Objective> Reproduce the following records line for line, without changing anything.

Entries drawn from a collection:
=-=-=-=-=

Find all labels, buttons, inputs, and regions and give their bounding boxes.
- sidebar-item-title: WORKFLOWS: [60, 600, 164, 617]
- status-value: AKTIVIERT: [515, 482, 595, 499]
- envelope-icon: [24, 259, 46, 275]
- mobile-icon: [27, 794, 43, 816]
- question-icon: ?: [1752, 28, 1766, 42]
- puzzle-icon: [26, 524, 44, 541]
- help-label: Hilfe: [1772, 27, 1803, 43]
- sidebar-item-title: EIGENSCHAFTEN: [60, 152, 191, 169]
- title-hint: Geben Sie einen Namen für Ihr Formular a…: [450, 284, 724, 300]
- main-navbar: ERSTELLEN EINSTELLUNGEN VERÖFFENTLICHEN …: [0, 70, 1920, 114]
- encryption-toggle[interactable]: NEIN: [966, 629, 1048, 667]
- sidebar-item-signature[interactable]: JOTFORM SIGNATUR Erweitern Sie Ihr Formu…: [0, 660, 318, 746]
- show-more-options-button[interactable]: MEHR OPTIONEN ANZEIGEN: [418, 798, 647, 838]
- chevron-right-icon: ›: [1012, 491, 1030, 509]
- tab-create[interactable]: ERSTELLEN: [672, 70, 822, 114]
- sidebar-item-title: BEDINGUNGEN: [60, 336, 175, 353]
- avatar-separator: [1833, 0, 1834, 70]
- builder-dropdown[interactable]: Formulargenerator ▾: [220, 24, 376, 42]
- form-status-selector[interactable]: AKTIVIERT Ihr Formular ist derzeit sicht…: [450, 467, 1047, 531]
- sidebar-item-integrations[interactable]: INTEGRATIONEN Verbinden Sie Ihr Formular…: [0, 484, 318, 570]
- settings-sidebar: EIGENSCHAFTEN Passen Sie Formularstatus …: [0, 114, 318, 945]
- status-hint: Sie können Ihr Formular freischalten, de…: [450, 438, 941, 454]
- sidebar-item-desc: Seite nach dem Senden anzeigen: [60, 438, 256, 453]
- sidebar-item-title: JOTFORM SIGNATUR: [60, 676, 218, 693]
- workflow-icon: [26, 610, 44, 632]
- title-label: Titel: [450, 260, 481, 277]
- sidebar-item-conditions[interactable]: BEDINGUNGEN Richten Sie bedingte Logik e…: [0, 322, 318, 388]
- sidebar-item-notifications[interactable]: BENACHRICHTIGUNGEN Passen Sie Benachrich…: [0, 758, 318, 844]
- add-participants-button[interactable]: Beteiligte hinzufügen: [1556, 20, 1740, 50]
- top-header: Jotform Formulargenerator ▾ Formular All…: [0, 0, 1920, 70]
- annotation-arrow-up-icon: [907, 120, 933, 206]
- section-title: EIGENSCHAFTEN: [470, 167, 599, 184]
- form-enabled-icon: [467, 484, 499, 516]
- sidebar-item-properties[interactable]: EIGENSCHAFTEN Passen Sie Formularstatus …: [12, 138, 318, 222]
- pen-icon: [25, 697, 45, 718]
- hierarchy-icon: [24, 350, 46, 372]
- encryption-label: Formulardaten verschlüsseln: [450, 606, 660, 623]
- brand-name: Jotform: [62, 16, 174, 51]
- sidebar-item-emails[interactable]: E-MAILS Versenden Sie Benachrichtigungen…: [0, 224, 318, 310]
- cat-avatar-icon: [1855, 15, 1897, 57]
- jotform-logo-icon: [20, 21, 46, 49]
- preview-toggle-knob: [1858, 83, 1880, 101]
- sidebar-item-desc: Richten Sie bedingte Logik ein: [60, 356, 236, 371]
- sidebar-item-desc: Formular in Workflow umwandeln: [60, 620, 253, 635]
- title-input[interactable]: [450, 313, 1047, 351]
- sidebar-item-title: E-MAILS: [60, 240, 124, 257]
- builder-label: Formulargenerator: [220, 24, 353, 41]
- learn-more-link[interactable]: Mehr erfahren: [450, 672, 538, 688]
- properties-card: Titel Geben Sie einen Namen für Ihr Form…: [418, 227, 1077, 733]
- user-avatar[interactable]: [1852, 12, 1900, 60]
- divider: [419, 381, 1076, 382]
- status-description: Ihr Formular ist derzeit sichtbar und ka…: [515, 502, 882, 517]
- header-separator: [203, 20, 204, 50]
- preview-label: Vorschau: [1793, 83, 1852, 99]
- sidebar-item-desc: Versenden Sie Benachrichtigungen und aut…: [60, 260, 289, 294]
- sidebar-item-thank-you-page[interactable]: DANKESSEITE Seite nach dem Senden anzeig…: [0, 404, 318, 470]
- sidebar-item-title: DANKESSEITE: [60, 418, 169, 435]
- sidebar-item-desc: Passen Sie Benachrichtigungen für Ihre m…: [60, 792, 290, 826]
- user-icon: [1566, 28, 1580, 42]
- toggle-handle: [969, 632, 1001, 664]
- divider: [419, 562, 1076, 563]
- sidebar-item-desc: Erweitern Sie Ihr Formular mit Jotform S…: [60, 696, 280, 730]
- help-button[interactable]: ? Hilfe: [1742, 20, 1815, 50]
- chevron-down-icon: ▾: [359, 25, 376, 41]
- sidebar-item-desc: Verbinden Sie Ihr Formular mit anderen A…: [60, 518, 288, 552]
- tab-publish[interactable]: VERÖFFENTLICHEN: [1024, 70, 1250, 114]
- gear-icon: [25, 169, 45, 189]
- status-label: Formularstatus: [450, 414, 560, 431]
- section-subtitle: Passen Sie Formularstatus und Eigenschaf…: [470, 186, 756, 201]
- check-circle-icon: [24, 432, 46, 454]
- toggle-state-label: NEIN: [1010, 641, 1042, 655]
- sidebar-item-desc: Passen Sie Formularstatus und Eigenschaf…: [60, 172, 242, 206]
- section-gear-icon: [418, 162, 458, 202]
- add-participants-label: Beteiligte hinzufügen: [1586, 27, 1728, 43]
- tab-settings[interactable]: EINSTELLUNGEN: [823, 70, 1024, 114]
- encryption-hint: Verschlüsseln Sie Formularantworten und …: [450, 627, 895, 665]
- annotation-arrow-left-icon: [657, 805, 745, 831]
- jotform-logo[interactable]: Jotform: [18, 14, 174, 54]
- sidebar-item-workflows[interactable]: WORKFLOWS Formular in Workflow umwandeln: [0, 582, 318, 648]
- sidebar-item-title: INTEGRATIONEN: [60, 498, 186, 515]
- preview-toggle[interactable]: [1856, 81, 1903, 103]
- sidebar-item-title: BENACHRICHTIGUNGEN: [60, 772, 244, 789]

=-=-=-=-=

Exercise output>
Find all labels, buttons, inputs, and regions and give their bounding boxes.
- sidebar-item-title: WORKFLOWS: [60, 600, 164, 617]
- status-value: AKTIVIERT: [515, 482, 595, 499]
- envelope-icon: [24, 259, 46, 275]
- mobile-icon: [27, 794, 43, 816]
- question-icon: ?: [1752, 28, 1766, 42]
- puzzle-icon: [26, 524, 44, 541]
- help-label: Hilfe: [1772, 27, 1803, 43]
- sidebar-item-title: EIGENSCHAFTEN: [60, 152, 191, 169]
- title-hint: Geben Sie einen Namen für Ihr Formular a…: [450, 284, 724, 300]
- main-navbar: ERSTELLEN EINSTELLUNGEN VERÖFFENTLICHEN …: [0, 70, 1920, 114]
- encryption-toggle[interactable]: NEIN: [966, 629, 1048, 667]
- sidebar-item-signature[interactable]: JOTFORM SIGNATUR Erweitern Sie Ihr Formu…: [0, 660, 318, 746]
- show-more-options-button[interactable]: MEHR OPTIONEN ANZEIGEN: [418, 798, 647, 838]
- chevron-right-icon: ›: [1012, 491, 1030, 509]
- tab-create[interactable]: ERSTELLEN: [672, 70, 822, 114]
- sidebar-item-title: BEDINGUNGEN: [60, 336, 175, 353]
- avatar-separator: [1833, 0, 1834, 70]
- builder-dropdown[interactable]: Formulargenerator ▾: [220, 24, 376, 42]
- form-status-selector[interactable]: AKTIVIERT Ihr Formular ist derzeit sicht…: [450, 467, 1047, 531]
- sidebar-item-integrations[interactable]: INTEGRATIONEN Verbinden Sie Ihr Formular…: [0, 484, 318, 570]
- settings-sidebar: EIGENSCHAFTEN Passen Sie Formularstatus …: [0, 114, 318, 945]
- status-hint: Sie können Ihr Formular freischalten, de…: [450, 438, 941, 454]
- sidebar-item-desc: Seite nach dem Senden anzeigen: [60, 438, 256, 453]
- sidebar-item-title: JOTFORM SIGNATUR: [60, 676, 218, 693]
- workflow-icon: [26, 610, 44, 632]
- title-label: Titel: [450, 260, 481, 277]
- sidebar-item-conditions[interactable]: BEDINGUNGEN Richten Sie bedingte Logik e…: [0, 322, 318, 388]
- sidebar-item-notifications[interactable]: BENACHRICHTIGUNGEN Passen Sie Benachrich…: [0, 758, 318, 844]
- add-participants-button[interactable]: Beteiligte hinzufügen: [1556, 20, 1740, 50]
- top-header: Jotform Formulargenerator ▾ Formular All…: [0, 0, 1920, 70]
- annotation-arrow-up-icon: [907, 120, 933, 206]
- section-title: EIGENSCHAFTEN: [470, 167, 599, 184]
- form-enabled-icon: [467, 484, 499, 516]
- sidebar-item-properties[interactable]: EIGENSCHAFTEN Passen Sie Formularstatus …: [12, 138, 318, 222]
- pen-icon: [25, 697, 45, 718]
- hierarchy-icon: [24, 350, 46, 372]
- encryption-label: Formulardaten verschlüsseln: [450, 606, 660, 623]
- brand-name: Jotform: [62, 16, 174, 51]
- sidebar-item-emails[interactable]: E-MAILS Versenden Sie Benachrichtigungen…: [0, 224, 318, 310]
- cat-avatar-icon: [1855, 15, 1897, 57]
- jotform-logo-icon: [20, 21, 46, 49]
- preview-toggle-knob: [1858, 83, 1880, 101]
- sidebar-item-desc: Richten Sie bedingte Logik ein: [60, 356, 236, 371]
- sidebar-item-desc: Formular in Workflow umwandeln: [60, 620, 253, 635]
- title-input[interactable]: [450, 313, 1047, 351]
- sidebar-item-title: E-MAILS: [60, 240, 124, 257]
- builder-label: Formulargenerator: [220, 24, 353, 41]
- learn-more-link[interactable]: Mehr erfahren: [450, 672, 538, 688]
- properties-card: Titel Geben Sie einen Namen für Ihr Form…: [418, 227, 1077, 733]
- user-avatar[interactable]: [1852, 12, 1900, 60]
- divider: [419, 381, 1076, 382]
- status-description: Ihr Formular ist derzeit sichtbar und ka…: [515, 502, 882, 517]
- header-separator: [203, 20, 204, 50]
- preview-label: Vorschau: [1793, 83, 1852, 99]
- sidebar-item-desc: Versenden Sie Benachrichtigungen und aut…: [60, 260, 289, 294]
- sidebar-item-thank-you-page[interactable]: DANKESSEITE Seite nach dem Senden anzeig…: [0, 404, 318, 470]
- sidebar-item-title: DANKESSEITE: [60, 418, 169, 435]
- sidebar-item-desc: Passen Sie Benachrichtigungen für Ihre m…: [60, 792, 290, 826]
- user-icon: [1566, 28, 1580, 42]
- toggle-handle: [969, 632, 1001, 664]
- divider: [419, 562, 1076, 563]
- sidebar-item-desc: Erweitern Sie Ihr Formular mit Jotform S…: [60, 696, 280, 730]
- help-button[interactable]: ? Hilfe: [1742, 20, 1815, 50]
- chevron-down-icon: ▾: [359, 25, 376, 41]
- sidebar-item-desc: Verbinden Sie Ihr Formular mit anderen A…: [60, 518, 288, 552]
- tab-publish[interactable]: VERÖFFENTLICHEN: [1024, 70, 1250, 114]
- gear-icon: [25, 169, 45, 189]
- status-label: Formularstatus: [450, 414, 560, 431]
- section-subtitle: Passen Sie Formularstatus und Eigenschaf…: [470, 186, 756, 201]
- check-circle-icon: [24, 432, 46, 454]
- toggle-state-label: NEIN: [1010, 641, 1042, 655]
- sidebar-item-desc: Passen Sie Formularstatus und Eigenschaf…: [60, 172, 242, 206]
- section-gear-icon: [418, 162, 458, 202]
- add-participants-label: Beteiligte hinzufügen: [1586, 27, 1728, 43]
- tab-settings[interactable]: EINSTELLUNGEN: [823, 70, 1024, 114]
- encryption-hint: Verschlüsseln Sie Formularantworten und …: [450, 627, 895, 665]
- annotation-arrow-left-icon: [657, 805, 745, 831]
- jotform-logo[interactable]: Jotform: [18, 14, 174, 54]
- sidebar-item-workflows[interactable]: WORKFLOWS Formular in Workflow umwandeln: [0, 582, 318, 648]
- sidebar-item-title: INTEGRATIONEN: [60, 498, 186, 515]
- preview-toggle[interactable]: [1856, 81, 1903, 103]
- sidebar-item-title: BENACHRICHTIGUNGEN: [60, 772, 244, 789]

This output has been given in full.